__Set task__. Give only the number of lines that hold the word "下列叙述正确的是".

──────── Data supplied

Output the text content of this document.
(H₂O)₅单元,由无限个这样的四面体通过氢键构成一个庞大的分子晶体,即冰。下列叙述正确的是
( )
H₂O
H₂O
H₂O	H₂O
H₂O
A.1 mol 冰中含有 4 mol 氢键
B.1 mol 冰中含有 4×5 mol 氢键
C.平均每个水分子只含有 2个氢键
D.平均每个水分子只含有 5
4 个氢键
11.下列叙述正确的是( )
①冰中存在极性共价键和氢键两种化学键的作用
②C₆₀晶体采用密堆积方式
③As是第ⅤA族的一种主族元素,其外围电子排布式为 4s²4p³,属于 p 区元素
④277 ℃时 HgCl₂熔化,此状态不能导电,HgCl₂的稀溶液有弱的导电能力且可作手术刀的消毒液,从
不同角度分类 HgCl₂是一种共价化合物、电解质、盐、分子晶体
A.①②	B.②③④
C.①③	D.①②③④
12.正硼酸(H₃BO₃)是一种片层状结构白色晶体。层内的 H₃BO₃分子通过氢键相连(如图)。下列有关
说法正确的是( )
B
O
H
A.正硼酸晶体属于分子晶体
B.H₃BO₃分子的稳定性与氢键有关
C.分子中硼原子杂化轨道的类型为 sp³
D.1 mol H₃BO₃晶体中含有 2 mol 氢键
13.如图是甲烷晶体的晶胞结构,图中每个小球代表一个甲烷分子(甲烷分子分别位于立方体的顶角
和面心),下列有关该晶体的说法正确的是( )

────────────────

__Complete output__. 2